(begin)

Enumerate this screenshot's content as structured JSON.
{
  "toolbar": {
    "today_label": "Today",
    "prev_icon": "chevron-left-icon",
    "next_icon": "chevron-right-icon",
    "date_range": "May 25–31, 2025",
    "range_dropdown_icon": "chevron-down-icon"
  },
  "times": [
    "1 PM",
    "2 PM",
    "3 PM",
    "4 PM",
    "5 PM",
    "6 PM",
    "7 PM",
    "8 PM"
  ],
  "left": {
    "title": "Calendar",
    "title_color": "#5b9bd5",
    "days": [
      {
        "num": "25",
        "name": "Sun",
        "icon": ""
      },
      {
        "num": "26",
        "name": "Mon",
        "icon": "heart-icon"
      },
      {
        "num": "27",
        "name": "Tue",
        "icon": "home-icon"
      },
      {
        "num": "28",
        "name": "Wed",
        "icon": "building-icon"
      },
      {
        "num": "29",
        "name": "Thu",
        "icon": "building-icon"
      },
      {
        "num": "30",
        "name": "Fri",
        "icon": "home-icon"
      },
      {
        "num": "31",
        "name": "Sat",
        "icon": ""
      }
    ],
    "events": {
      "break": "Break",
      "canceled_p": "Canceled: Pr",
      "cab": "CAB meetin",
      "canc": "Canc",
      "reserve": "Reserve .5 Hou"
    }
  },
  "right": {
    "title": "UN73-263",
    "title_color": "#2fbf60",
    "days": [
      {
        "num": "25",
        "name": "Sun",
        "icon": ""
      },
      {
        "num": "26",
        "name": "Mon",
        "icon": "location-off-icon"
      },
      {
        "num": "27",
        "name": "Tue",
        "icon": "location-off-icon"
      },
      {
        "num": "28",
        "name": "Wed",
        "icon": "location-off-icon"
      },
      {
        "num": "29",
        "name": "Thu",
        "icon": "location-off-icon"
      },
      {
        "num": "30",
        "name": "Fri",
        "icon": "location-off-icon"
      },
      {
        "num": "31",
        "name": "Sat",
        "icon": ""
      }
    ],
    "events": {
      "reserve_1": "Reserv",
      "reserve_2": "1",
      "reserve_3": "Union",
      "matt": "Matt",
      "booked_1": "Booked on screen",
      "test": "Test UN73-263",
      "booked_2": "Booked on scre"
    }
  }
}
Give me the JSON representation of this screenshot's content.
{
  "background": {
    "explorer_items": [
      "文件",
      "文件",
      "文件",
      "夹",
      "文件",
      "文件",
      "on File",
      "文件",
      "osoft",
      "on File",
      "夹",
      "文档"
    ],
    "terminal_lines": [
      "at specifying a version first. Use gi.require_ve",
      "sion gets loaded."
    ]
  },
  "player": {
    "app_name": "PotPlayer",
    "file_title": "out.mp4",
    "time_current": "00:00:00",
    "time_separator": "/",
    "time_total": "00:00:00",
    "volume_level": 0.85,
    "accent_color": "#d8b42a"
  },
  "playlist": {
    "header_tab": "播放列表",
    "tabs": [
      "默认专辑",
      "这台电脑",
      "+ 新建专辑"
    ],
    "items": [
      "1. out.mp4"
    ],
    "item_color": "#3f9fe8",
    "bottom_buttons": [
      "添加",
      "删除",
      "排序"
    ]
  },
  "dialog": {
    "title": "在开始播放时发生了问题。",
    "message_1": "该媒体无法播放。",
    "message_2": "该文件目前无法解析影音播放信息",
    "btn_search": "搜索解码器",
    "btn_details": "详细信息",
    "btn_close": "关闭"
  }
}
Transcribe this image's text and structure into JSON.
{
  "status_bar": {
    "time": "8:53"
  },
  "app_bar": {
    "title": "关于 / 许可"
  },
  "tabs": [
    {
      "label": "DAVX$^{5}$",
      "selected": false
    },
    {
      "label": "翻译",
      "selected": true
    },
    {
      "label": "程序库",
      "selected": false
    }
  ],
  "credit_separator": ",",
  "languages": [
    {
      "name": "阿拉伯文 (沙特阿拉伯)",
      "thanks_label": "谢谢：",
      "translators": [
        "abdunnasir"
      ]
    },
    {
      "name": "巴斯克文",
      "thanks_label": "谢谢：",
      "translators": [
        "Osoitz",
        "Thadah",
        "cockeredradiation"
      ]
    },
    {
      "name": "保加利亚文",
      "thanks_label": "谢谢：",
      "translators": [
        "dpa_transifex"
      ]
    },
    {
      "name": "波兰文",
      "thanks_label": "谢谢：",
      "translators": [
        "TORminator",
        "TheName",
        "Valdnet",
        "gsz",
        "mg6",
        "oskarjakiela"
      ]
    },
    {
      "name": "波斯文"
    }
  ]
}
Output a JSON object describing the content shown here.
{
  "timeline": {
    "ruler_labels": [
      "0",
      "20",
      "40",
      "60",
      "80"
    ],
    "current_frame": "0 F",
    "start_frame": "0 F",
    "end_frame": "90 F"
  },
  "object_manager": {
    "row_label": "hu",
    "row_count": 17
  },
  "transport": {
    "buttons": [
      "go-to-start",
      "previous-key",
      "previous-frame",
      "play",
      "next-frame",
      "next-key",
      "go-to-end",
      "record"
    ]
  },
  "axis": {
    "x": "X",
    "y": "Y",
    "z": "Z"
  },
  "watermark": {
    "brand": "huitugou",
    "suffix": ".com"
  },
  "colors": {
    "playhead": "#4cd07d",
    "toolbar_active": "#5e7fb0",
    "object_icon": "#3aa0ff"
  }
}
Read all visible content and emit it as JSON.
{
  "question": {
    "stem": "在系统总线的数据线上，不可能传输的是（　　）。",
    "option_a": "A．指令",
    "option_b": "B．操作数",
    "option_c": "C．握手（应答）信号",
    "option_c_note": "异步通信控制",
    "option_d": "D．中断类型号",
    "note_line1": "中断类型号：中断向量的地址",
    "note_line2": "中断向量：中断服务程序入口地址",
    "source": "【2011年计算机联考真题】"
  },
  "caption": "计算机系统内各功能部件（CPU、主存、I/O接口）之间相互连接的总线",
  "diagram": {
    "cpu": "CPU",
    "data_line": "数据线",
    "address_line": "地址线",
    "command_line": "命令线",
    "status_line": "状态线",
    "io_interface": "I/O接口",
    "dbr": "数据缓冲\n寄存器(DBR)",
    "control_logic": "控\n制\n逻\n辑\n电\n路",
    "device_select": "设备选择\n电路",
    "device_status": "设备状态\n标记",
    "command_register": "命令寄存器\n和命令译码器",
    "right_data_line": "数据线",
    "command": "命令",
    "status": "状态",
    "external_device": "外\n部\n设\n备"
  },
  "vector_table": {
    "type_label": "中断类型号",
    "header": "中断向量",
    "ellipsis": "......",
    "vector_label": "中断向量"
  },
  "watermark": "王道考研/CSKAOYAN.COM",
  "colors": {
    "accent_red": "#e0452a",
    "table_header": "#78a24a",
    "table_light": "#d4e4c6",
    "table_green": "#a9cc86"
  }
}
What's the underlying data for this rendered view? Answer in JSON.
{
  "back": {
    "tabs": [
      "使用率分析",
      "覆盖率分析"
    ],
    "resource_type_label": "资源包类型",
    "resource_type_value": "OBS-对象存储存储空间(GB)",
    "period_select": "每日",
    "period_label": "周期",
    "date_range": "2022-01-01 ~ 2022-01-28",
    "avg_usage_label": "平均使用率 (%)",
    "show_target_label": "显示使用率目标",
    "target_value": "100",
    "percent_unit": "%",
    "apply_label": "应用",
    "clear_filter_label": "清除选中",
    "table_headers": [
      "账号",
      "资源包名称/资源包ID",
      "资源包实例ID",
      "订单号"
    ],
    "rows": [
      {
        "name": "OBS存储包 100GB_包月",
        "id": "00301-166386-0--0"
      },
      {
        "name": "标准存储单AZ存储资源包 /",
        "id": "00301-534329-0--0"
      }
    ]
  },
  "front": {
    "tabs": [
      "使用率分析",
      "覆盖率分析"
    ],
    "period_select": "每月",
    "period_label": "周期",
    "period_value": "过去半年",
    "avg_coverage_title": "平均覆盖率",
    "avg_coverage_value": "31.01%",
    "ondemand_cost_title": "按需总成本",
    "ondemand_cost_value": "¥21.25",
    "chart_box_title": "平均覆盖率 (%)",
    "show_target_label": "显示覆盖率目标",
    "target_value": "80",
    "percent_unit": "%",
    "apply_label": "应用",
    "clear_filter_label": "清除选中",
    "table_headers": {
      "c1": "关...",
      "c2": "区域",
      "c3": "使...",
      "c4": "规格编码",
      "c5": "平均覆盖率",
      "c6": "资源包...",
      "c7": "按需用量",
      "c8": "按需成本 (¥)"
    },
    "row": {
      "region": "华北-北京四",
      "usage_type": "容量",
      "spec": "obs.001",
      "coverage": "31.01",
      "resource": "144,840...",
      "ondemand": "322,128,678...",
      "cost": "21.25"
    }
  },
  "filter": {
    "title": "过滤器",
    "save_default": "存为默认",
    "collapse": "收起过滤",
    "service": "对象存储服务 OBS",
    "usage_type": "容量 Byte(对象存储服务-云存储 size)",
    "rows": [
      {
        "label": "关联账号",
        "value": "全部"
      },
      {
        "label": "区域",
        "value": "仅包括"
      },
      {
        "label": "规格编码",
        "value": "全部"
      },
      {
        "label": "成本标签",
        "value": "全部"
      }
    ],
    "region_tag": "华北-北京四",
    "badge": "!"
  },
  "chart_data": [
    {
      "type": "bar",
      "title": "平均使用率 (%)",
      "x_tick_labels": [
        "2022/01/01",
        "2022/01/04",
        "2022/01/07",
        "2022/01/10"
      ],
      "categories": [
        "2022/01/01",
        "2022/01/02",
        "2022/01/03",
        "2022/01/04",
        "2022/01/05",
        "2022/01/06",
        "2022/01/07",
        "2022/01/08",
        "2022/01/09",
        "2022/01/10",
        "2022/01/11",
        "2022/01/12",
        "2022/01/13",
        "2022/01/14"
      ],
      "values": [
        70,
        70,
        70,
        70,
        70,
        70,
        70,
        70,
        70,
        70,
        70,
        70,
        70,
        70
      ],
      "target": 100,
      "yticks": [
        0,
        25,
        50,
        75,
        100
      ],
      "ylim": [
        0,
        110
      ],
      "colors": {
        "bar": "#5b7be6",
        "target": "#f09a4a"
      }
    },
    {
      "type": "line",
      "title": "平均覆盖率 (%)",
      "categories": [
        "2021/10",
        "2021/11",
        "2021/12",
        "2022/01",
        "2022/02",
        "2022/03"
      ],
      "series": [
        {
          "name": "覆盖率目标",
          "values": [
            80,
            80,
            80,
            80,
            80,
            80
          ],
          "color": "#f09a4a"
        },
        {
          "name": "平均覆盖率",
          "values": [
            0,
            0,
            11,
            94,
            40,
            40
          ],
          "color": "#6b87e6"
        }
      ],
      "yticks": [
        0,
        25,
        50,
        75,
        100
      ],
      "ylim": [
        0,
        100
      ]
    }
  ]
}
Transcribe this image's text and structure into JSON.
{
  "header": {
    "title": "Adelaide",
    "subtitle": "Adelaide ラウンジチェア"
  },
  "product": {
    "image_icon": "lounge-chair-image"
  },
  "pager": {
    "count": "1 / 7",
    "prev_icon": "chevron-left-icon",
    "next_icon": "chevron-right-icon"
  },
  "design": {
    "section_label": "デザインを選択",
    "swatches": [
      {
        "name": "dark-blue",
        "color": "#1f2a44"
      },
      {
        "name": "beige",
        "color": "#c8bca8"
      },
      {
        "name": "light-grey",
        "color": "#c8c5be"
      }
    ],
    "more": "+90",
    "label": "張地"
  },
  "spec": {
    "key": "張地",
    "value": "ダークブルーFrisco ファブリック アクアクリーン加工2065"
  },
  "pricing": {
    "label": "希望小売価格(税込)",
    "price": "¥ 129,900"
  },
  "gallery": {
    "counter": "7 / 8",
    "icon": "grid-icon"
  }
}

(end)

Consider the entries above and return each line with the string "content".

Enumerate this screenshot's content as structured JSON.
Give me the JSON representation of this screenshot's content.
Output a JSON object describing the content shown here.
Read all visible content and emit it as JSON.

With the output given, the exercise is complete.